* [Given task]
Reproduce the entries word for word, and omit any picture you find in them.

* [Data to use]
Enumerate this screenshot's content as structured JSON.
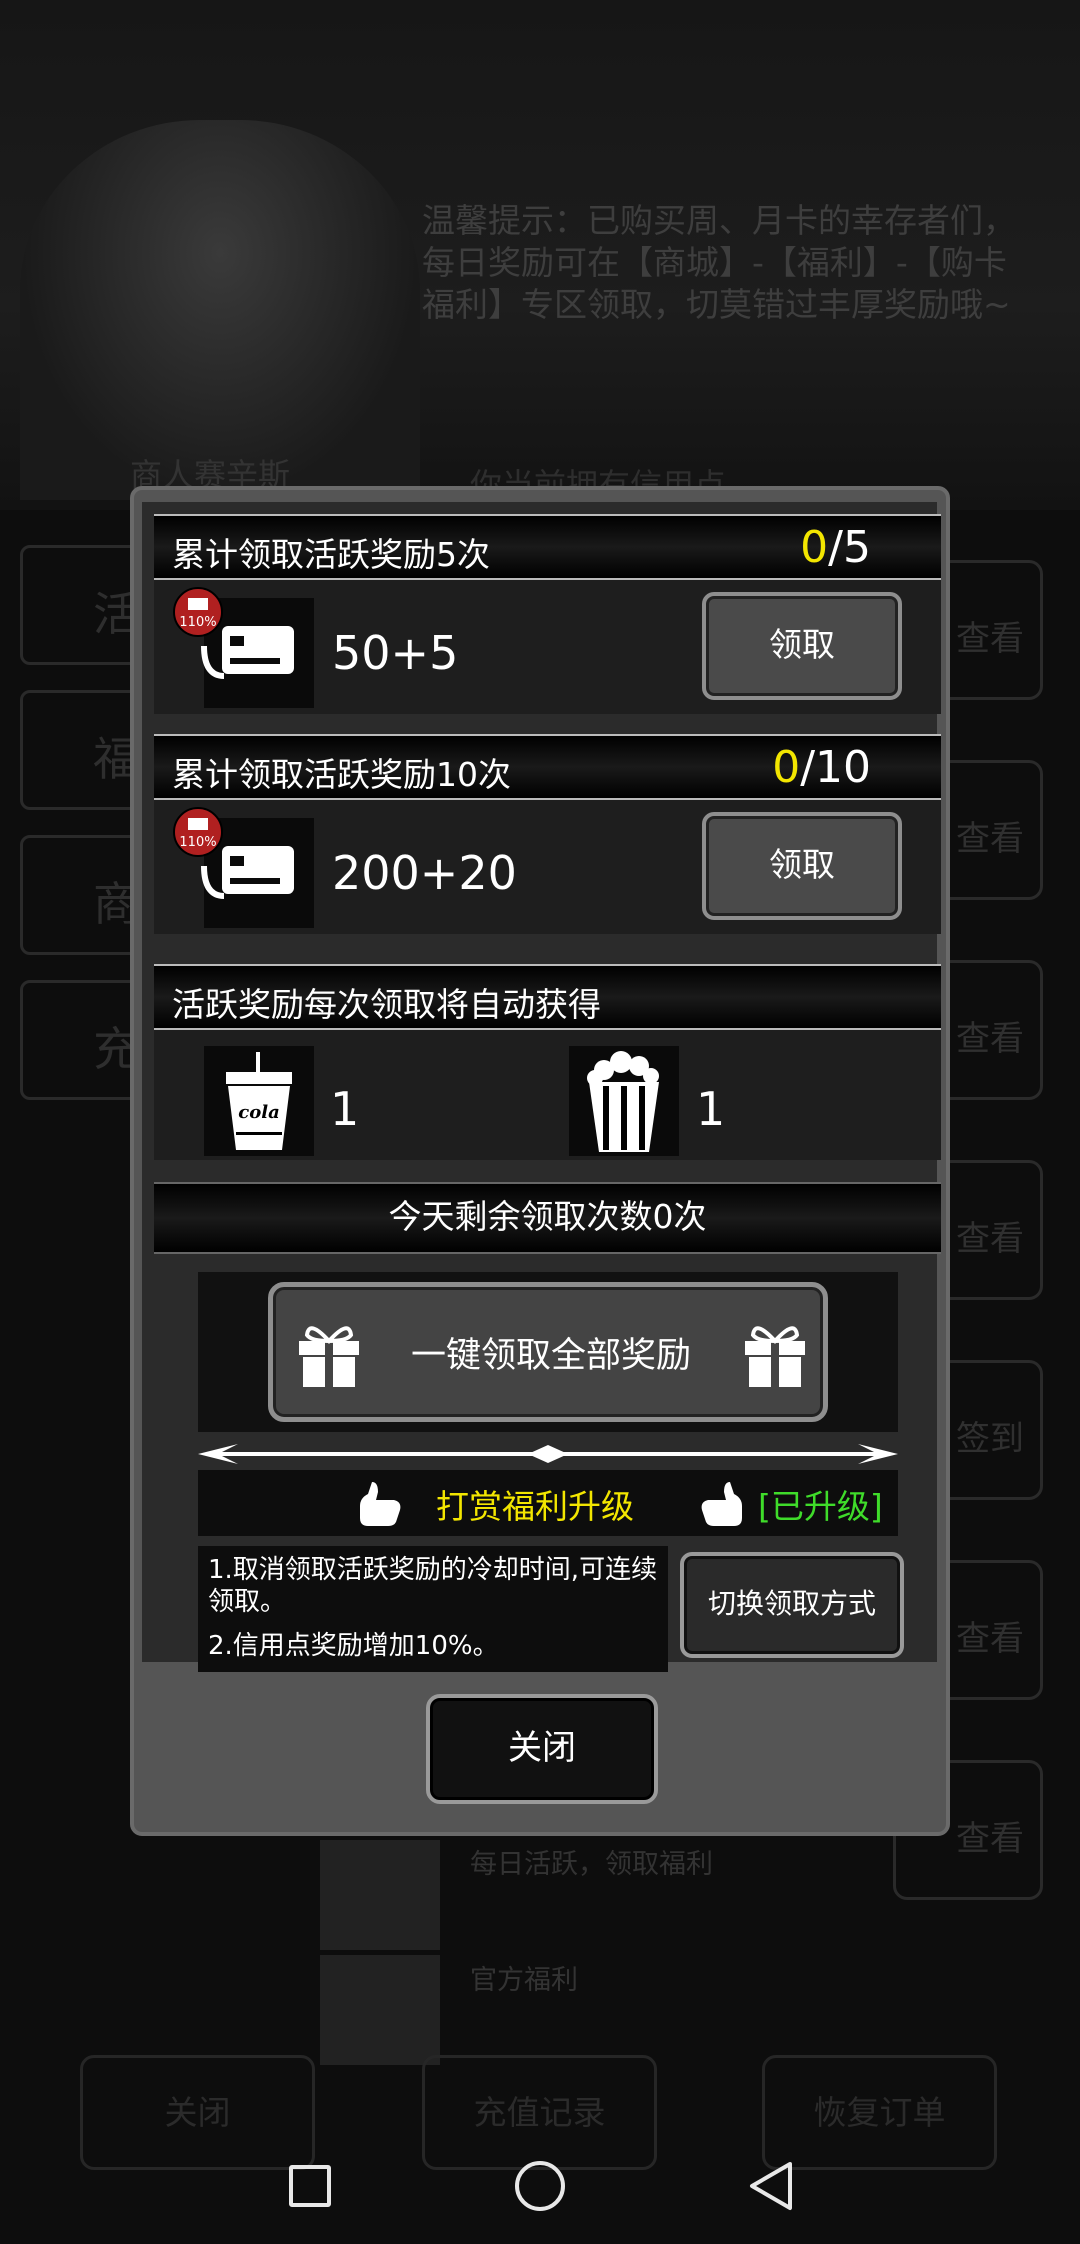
{
  "background": {
    "tip": "温馨提示：已购买周、月卡的幸存者们，每日奖励可在【商城】-【福利】-【购卡福利】专区领取，切莫错过丰厚奖励哦~",
    "merchant_name": "商人赛辛斯",
    "credit_text": "你当前拥有信用点",
    "left_nav": [
      "活",
      "福",
      "商",
      "充"
    ],
    "right_buttons": [
      "查看",
      "查看",
      "查看",
      "查看",
      "签到",
      "查看",
      "查看"
    ],
    "list_items": [
      "每日活跃，领取福利",
      "官方福利"
    ],
    "bottom_buttons": [
      "关闭",
      "充值记录",
      "恢复订单"
    ]
  },
  "modal": {
    "tasks": [
      {
        "title": "累计领取活跃奖励5次",
        "progress_current": "0",
        "progress_total": "/5",
        "badge": "110%",
        "reward": "50+5",
        "claim_label": "领取"
      },
      {
        "title": "累计领取活跃奖励10次",
        "progress_current": "0",
        "progress_total": "/10",
        "badge": "110%",
        "reward": "200+20",
        "claim_label": "领取"
      }
    ],
    "auto_reward": {
      "title": "活跃奖励每次领取将自动获得",
      "items": [
        {
          "icon": "cola-icon",
          "label": "cola",
          "count": "1"
        },
        {
          "icon": "popcorn-icon",
          "count": "1"
        }
      ]
    },
    "remaining_text": "今天剩余领取次数0次",
    "oneclick_label": "一键领取全部奖励",
    "upgrade_title": "打赏福利升级",
    "upgrade_status": "[已升级]",
    "descriptions": [
      "1.取消领取活跃奖励的冷却时间,可连续领取。",
      "2.信用点奖励增加10%。"
    ],
    "switch_label": "切换领取方式",
    "close_label": "关闭"
  },
  "colors": {
    "progress_highlight": "#f3e600",
    "upgrade_title": "#f3e600",
    "upgrade_status": "#3fdc2a"
  }
}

* [The reply]
Enumerate this screenshot's content as structured JSON.
{
  "background": {
    "tip": "温馨提示：已购买周、月卡的幸存者们，每日奖励可在【商城】-【福利】-【购卡福利】专区领取，切莫错过丰厚奖励哦~",
    "merchant_name": "商人赛辛斯",
    "credit_text": "你当前拥有信用点",
    "left_nav": [
      "活",
      "福",
      "商",
      "充"
    ],
    "right_buttons": [
      "查看",
      "查看",
      "查看",
      "查看",
      "签到",
      "查看",
      "查看"
    ],
    "list_items": [
      "每日活跃，领取福利",
      "官方福利"
    ],
    "bottom_buttons": [
      "关闭",
      "充值记录",
      "恢复订单"
    ]
  },
  "modal": {
    "tasks": [
      {
        "title": "累计领取活跃奖励5次",
        "progress_current": "0",
        "progress_total": "/5",
        "badge": "110%",
        "reward": "50+5",
        "claim_label": "领取"
      },
      {
        "title": "累计领取活跃奖励10次",
        "progress_current": "0",
        "progress_total": "/10",
        "badge": "110%",
        "reward": "200+20",
        "claim_label": "领取"
      }
    ],
    "auto_reward": {
      "title": "活跃奖励每次领取将自动获得",
      "items": [
        {
          "icon": "cola-icon",
          "label": "cola",
          "count": "1"
        },
        {
          "icon": "popcorn-icon",
          "count": "1"
        }
      ]
    },
    "remaining_text": "今天剩余领取次数0次",
    "oneclick_label": "一键领取全部奖励",
    "upgrade_title": "打赏福利升级",
    "upgrade_status": "[已升级]",
    "descriptions": [
      "1.取消领取活跃奖励的冷却时间,可连续领取。",
      "2.信用点奖励增加10%。"
    ],
    "switch_label": "切换领取方式",
    "close_label": "关闭"
  },
  "colors": {
    "progress_highlight": "#f3e600",
    "upgrade_title": "#f3e600",
    "upgrade_status": "#3fdc2a"
  }
}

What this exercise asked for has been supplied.